Start of DATA IN THIS EXERCISE
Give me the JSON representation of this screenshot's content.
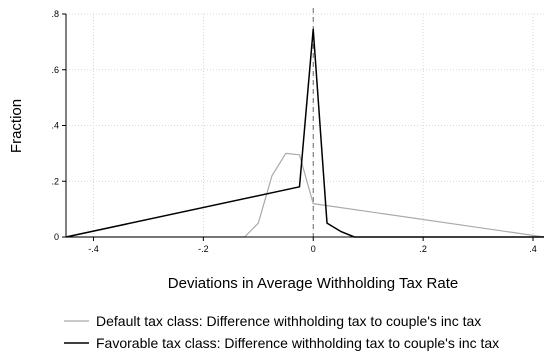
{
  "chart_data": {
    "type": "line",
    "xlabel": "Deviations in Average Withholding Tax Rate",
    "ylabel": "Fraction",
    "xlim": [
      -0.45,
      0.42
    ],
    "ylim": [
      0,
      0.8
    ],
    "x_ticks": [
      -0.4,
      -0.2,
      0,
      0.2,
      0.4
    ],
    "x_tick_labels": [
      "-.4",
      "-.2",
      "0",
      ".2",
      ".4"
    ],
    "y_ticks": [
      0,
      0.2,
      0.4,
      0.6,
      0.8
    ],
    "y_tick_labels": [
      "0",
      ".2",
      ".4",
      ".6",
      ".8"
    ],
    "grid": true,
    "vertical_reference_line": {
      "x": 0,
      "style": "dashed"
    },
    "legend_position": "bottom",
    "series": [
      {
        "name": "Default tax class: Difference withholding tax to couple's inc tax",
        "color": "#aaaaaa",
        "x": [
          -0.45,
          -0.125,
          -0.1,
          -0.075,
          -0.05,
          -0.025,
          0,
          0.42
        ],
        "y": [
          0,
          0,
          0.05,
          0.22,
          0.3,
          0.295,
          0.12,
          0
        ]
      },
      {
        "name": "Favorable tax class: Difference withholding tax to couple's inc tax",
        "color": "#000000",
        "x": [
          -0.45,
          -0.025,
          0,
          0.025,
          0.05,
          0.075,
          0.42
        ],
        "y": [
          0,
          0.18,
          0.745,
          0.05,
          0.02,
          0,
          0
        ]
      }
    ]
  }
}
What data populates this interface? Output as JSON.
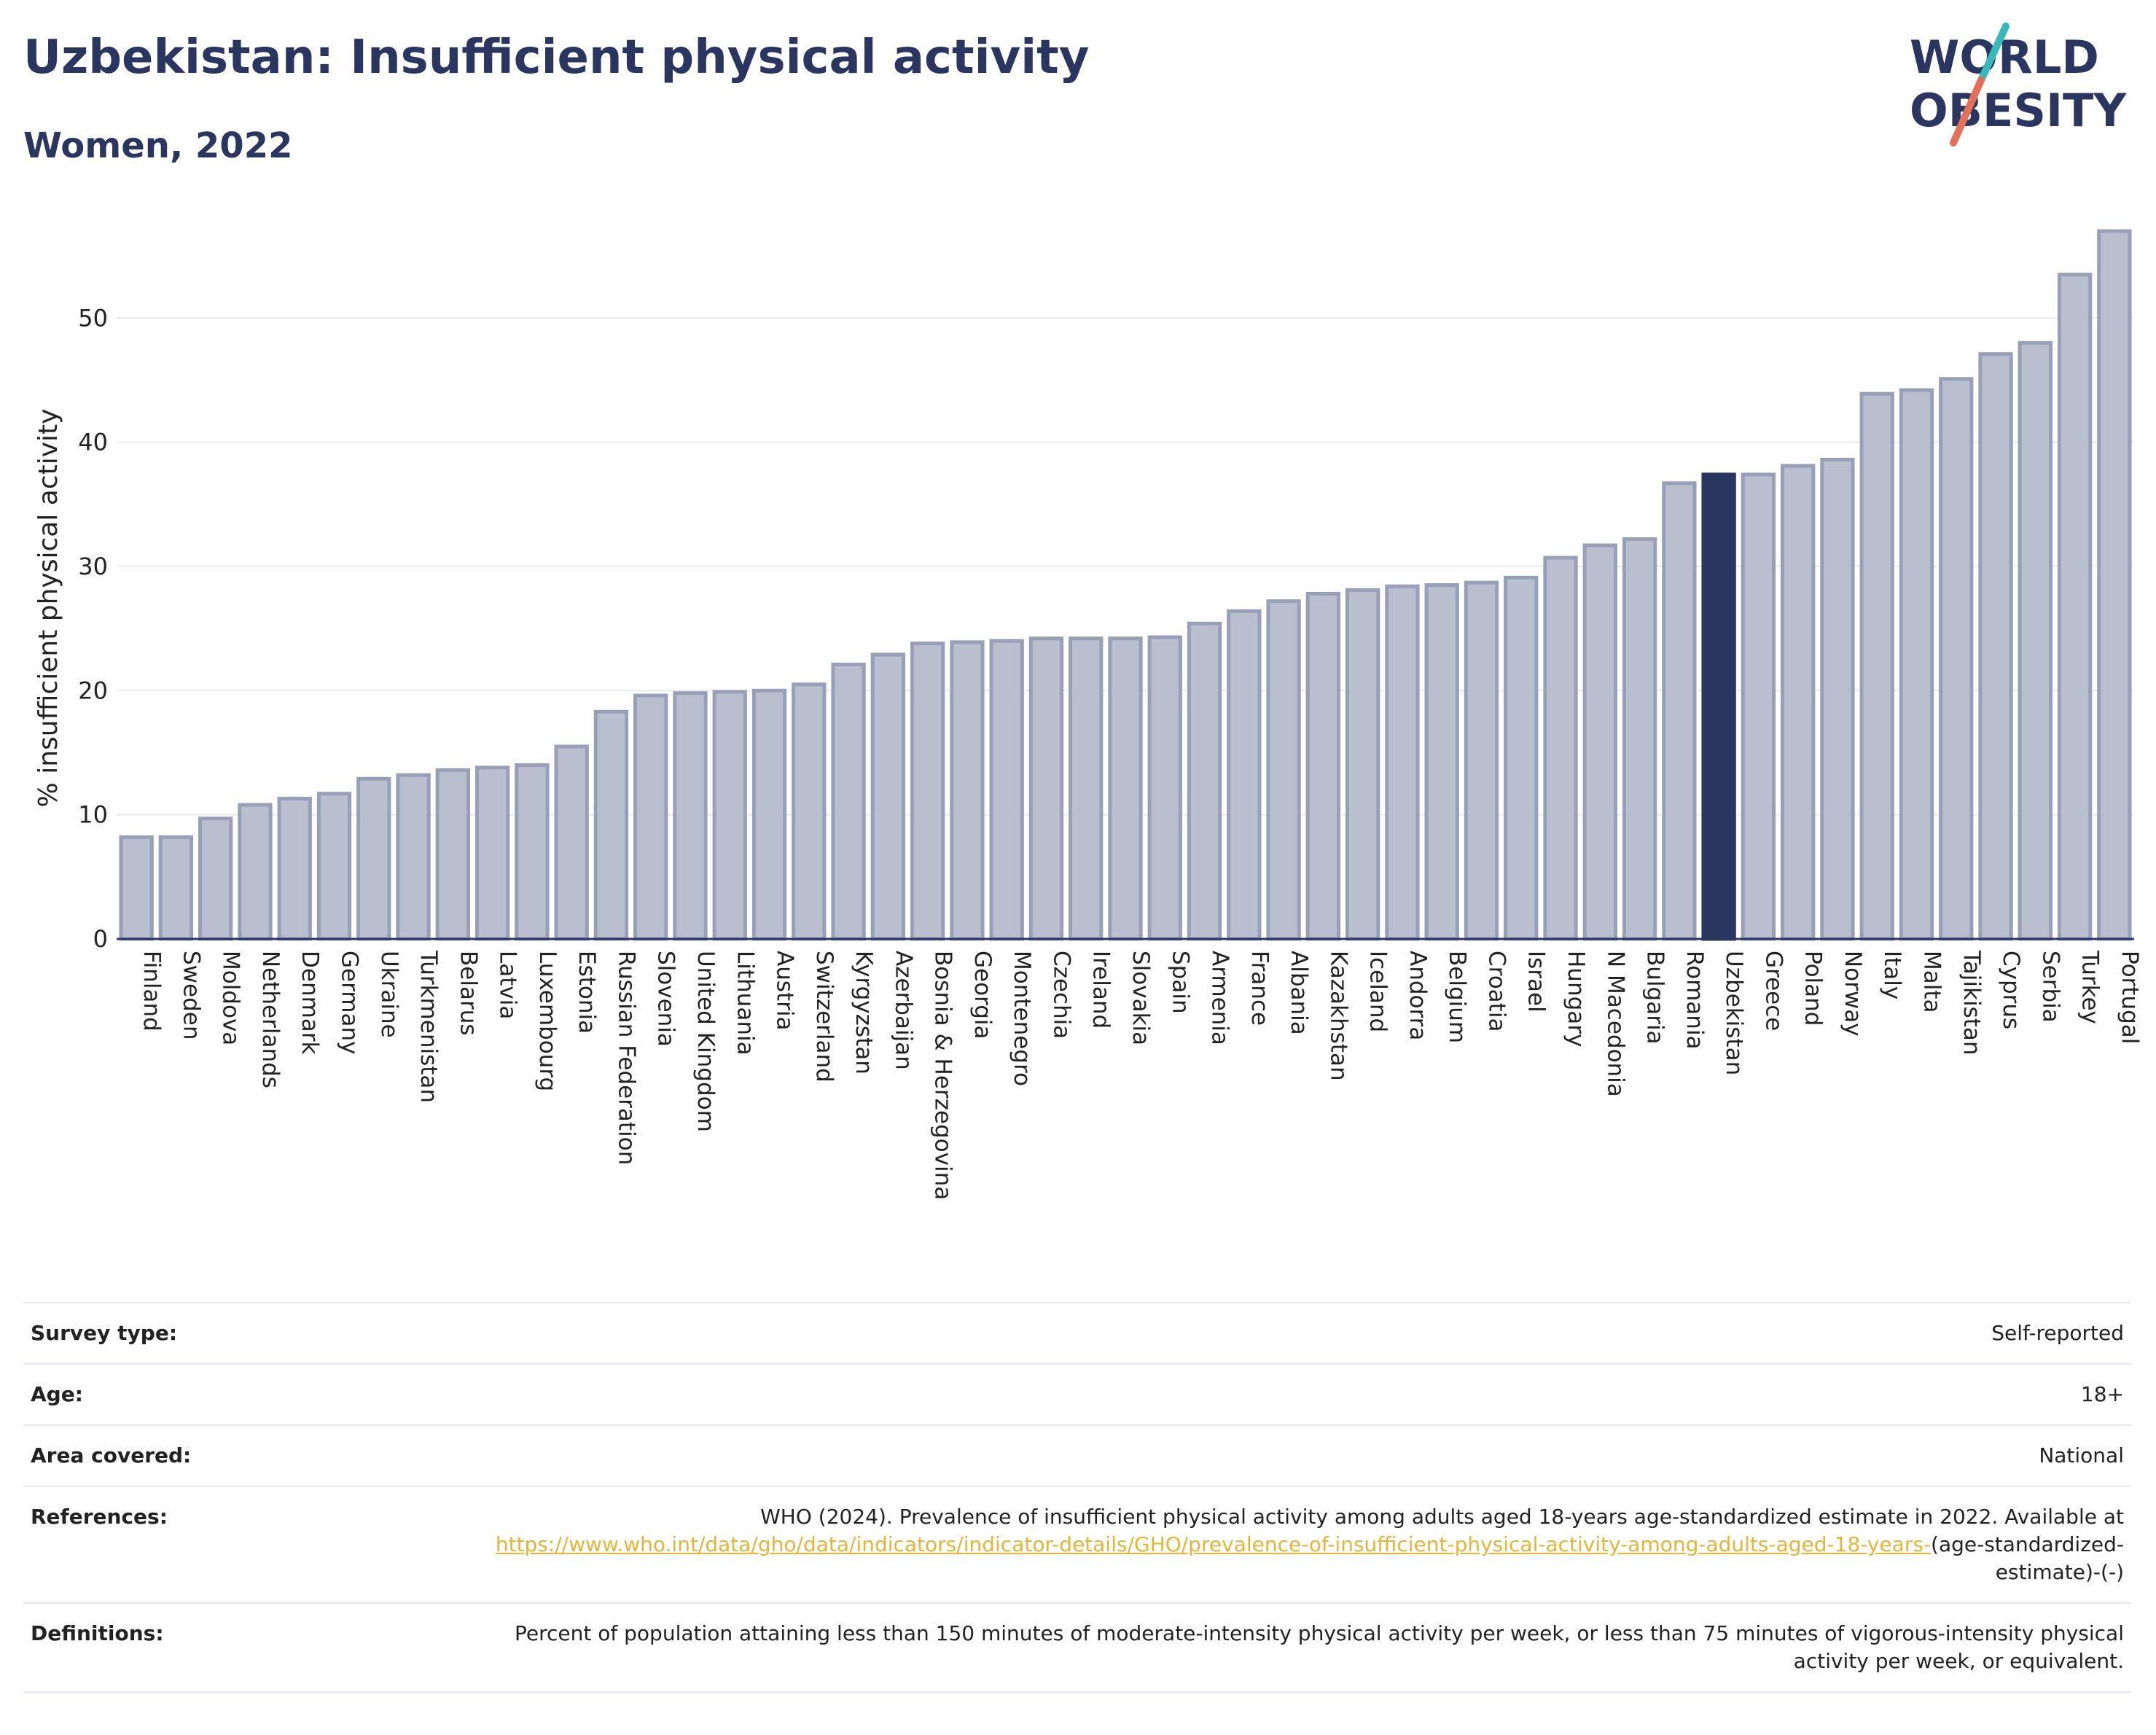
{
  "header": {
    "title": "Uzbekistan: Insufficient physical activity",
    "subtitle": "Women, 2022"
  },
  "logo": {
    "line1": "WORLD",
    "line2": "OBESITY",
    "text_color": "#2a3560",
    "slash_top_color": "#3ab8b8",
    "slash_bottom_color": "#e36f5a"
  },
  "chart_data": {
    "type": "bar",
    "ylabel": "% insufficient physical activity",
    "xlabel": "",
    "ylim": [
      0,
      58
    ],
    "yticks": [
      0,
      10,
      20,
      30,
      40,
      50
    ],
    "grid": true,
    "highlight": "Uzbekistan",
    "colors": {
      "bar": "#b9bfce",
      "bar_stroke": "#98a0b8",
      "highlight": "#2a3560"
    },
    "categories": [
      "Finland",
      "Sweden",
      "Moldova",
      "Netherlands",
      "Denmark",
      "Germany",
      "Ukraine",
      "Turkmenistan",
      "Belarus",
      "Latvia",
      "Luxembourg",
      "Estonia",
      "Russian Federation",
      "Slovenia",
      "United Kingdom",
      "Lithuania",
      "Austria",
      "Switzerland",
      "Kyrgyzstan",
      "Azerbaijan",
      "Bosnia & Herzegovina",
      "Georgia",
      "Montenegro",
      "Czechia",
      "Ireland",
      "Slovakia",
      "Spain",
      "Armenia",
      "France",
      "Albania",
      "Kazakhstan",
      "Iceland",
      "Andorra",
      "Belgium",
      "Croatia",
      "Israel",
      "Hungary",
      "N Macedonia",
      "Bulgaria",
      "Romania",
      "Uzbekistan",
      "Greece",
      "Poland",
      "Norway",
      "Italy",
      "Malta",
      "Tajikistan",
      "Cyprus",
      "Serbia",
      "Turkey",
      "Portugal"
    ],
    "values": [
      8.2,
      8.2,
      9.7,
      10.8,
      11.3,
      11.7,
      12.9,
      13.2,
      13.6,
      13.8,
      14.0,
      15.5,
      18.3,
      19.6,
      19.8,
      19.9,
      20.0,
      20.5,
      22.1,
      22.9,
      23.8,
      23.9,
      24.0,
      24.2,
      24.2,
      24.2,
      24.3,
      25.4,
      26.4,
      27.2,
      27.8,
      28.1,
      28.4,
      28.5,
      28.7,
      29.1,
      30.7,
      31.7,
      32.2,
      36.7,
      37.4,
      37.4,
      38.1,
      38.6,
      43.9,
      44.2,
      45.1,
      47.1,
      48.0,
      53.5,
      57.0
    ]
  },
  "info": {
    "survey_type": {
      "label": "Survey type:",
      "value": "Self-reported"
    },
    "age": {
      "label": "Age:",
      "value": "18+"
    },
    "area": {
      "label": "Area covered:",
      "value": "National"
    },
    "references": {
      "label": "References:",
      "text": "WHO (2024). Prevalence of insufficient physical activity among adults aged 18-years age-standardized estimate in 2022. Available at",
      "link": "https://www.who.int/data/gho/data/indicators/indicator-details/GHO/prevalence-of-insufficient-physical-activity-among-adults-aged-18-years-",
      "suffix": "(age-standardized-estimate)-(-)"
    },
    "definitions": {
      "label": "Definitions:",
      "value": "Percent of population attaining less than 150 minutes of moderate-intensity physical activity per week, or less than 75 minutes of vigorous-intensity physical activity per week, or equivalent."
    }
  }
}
End of DATA IN THIS EXERCISE
Copy the whole listing above word for word but do not carry over the pictures.

Give me the JSON representation of this screenshot's content.
{
  "chart_data": {
    "type": "line",
    "xlabel": "Deviations in Average Withholding Tax Rate",
    "ylabel": "Fraction",
    "xlim": [
      -0.45,
      0.42
    ],
    "ylim": [
      0,
      0.8
    ],
    "x_ticks": [
      -0.4,
      -0.2,
      0,
      0.2,
      0.4
    ],
    "x_tick_labels": [
      "-.4",
      "-.2",
      "0",
      ".2",
      ".4"
    ],
    "y_ticks": [
      0,
      0.2,
      0.4,
      0.6,
      0.8
    ],
    "y_tick_labels": [
      "0",
      ".2",
      ".4",
      ".6",
      ".8"
    ],
    "grid": true,
    "vertical_reference_line": {
      "x": 0,
      "style": "dashed"
    },
    "legend_position": "bottom",
    "series": [
      {
        "name": "Default tax class: Difference withholding tax to couple's inc tax",
        "color": "#aaaaaa",
        "x": [
          -0.45,
          -0.125,
          -0.1,
          -0.075,
          -0.05,
          -0.025,
          0,
          0.42
        ],
        "y": [
          0,
          0,
          0.05,
          0.22,
          0.3,
          0.295,
          0.12,
          0
        ]
      },
      {
        "name": "Favorable tax class: Difference withholding tax to couple's inc tax",
        "color": "#000000",
        "x": [
          -0.45,
          -0.025,
          0,
          0.025,
          0.05,
          0.075,
          0.42
        ],
        "y": [
          0,
          0.18,
          0.745,
          0.05,
          0.02,
          0,
          0
        ]
      }
    ]
  }
}
What data populates this interface? Output as JSON.
{
  "header": {
    "title": "Uzbekistan: Insufficient physical activity",
    "subtitle": "Women, 2022"
  },
  "logo": {
    "line1": "WORLD",
    "line2": "OBESITY",
    "text_color": "#2a3560",
    "slash_top_color": "#3ab8b8",
    "slash_bottom_color": "#e36f5a"
  },
  "chart_data": {
    "type": "bar",
    "ylabel": "% insufficient physical activity",
    "xlabel": "",
    "ylim": [
      0,
      58
    ],
    "yticks": [
      0,
      10,
      20,
      30,
      40,
      50
    ],
    "grid": true,
    "highlight": "Uzbekistan",
    "colors": {
      "bar": "#b9bfce",
      "bar_stroke": "#98a0b8",
      "highlight": "#2a3560"
    },
    "categories": [
      "Finland",
      "Sweden",
      "Moldova",
      "Netherlands",
      "Denmark",
      "Germany",
      "Ukraine",
      "Turkmenistan",
      "Belarus",
      "Latvia",
      "Luxembourg",
      "Estonia",
      "Russian Federation",
      "Slovenia",
      "United Kingdom",
      "Lithuania",
      "Austria",
      "Switzerland",
      "Kyrgyzstan",
      "Azerbaijan",
      "Bosnia & Herzegovina",
      "Georgia",
      "Montenegro",
      "Czechia",
      "Ireland",
      "Slovakia",
      "Spain",
      "Armenia",
      "France",
      "Albania",
      "Kazakhstan",
      "Iceland",
      "Andorra",
      "Belgium",
      "Croatia",
      "Israel",
      "Hungary",
      "N Macedonia",
      "Bulgaria",
      "Romania",
      "Uzbekistan",
      "Greece",
      "Poland",
      "Norway",
      "Italy",
      "Malta",
      "Tajikistan",
      "Cyprus",
      "Serbia",
      "Turkey",
      "Portugal"
    ],
    "values": [
      8.2,
      8.2,
      9.7,
      10.8,
      11.3,
      11.7,
      12.9,
      13.2,
      13.6,
      13.8,
      14.0,
      15.5,
      18.3,
      19.6,
      19.8,
      19.9,
      20.0,
      20.5,
      22.1,
      22.9,
      23.8,
      23.9,
      24.0,
      24.2,
      24.2,
      24.2,
      24.3,
      25.4,
      26.4,
      27.2,
      27.8,
      28.1,
      28.4,
      28.5,
      28.7,
      29.1,
      30.7,
      31.7,
      32.2,
      36.7,
      37.4,
      37.4,
      38.1,
      38.6,
      43.9,
      44.2,
      45.1,
      47.1,
      48.0,
      53.5,
      57.0
    ]
  },
  "info": {
    "survey_type": {
      "label": "Survey type:",
      "value": "Self-reported"
    },
    "age": {
      "label": "Age:",
      "value": "18+"
    },
    "area": {
      "label": "Area covered:",
      "value": "National"
    },
    "references": {
      "label": "References:",
      "text": "WHO (2024). Prevalence of insufficient physical activity among adults aged 18-years age-standardized estimate in 2022. Available at",
      "link": "https://www.who.int/data/gho/data/indicators/indicator-details/GHO/prevalence-of-insufficient-physical-activity-among-adults-aged-18-years-",
      "suffix": "(age-standardized-estimate)-(-)"
    },
    "definitions": {
      "label": "Definitions:",
      "value": "Percent of population attaining less than 150 minutes of moderate-intensity physical activity per week, or less than 75 minutes of vigorous-intensity physical activity per week, or equivalent."
    }
  }
}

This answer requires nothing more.